**DO THIS**: Show each line that has the string "dama" in it.

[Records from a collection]
§

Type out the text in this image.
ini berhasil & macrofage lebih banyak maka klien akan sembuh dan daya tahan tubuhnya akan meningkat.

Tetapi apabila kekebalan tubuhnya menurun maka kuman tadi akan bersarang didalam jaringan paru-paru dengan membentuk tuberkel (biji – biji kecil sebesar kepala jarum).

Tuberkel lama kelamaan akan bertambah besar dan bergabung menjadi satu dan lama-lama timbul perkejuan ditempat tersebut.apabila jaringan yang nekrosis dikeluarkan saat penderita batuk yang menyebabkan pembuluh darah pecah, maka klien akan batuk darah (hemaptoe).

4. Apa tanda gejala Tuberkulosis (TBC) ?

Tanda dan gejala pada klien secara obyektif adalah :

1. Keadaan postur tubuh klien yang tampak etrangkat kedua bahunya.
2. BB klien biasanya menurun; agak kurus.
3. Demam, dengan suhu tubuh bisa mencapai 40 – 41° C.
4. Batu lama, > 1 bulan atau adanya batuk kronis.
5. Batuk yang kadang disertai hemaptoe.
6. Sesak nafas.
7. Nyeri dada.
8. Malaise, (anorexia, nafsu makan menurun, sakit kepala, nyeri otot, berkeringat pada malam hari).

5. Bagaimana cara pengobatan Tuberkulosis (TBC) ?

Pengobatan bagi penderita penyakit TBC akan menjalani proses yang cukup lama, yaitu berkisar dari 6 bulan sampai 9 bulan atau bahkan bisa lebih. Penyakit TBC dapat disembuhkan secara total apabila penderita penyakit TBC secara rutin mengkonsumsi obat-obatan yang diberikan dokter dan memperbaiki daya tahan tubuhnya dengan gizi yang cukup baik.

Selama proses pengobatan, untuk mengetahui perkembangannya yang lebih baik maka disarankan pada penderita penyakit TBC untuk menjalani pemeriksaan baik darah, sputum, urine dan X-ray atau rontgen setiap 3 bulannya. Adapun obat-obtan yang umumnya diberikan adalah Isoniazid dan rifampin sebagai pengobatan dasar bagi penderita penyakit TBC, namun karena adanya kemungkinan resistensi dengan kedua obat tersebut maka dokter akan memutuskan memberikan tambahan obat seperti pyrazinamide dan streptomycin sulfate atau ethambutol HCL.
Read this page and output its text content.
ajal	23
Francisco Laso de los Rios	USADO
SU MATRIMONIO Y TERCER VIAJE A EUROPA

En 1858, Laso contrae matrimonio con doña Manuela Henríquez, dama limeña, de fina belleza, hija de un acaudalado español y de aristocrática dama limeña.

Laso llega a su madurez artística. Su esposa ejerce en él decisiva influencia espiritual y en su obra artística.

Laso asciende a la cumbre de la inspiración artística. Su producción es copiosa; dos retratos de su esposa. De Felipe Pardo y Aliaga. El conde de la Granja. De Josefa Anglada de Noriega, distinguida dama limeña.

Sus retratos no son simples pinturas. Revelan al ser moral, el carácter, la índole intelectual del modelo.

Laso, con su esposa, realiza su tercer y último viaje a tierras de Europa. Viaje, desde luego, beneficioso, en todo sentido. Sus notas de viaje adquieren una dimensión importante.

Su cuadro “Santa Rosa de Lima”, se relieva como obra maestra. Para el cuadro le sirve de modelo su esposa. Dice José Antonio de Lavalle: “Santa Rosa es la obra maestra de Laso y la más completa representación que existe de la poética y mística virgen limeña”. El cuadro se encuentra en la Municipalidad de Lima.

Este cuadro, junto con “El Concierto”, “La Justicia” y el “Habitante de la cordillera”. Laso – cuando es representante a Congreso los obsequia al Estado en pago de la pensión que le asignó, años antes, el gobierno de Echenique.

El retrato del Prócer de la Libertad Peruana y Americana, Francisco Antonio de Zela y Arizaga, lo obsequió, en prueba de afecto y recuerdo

§

**EXERCISE ANSWER**:
En 1858, Laso contrae matrimonio con doña Manuela Henríquez, dama limeña, de fina belleza, hija de un acaudalado español y de aristocrática dama limeña.
Laso asciende a la cumbre de la inspiración artística. Su producción es copiosa; dos retratos de su esposa. De Felipe Pardo y Aliaga. El conde de la Granja. De Josefa Anglada de Noriega, distinguida dama limeña.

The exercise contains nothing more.